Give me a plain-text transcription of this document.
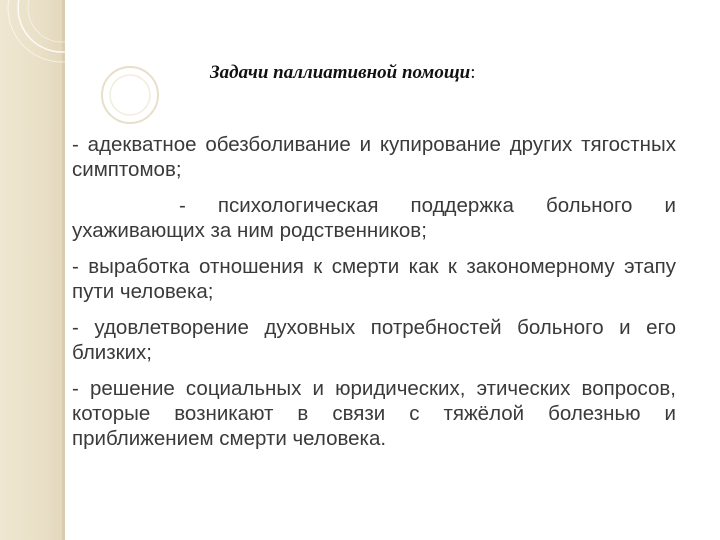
Задачи паллиативной помощи:

- адекватное обезболивание и купирование других тягостных симптомов;

-   психологическая   поддержка   больного   и ухаживающих за ним родственников;

- выработка отношения к смерти как к закономерному этапу пути человека;

- удовлетворение духовных потребностей больного и его близких;

- решение социальных и юридических, этических вопросов, которые возникают в связи с тяжёлой болезнью и приближением смерти человека.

_Task instructions_
Images must not appear in the copy; reproduce everything else in the records verbatim.

_Exercise response_
Give me a plain-text transcription of this document.
Задачи паллиативной помощи:

- адекватное обезболивание и купирование других тягостных симптомов;

-   психологическая   поддержка   больного   и ухаживающих за ним родственников;

- выработка отношения к смерти как к закономерному этапу пути человека;

- удовлетворение духовных потребностей больного и его близких;

- решение социальных и юридических, этических вопросов, которые возникают в связи с тяжёлой болезнью и приближением смерти человека.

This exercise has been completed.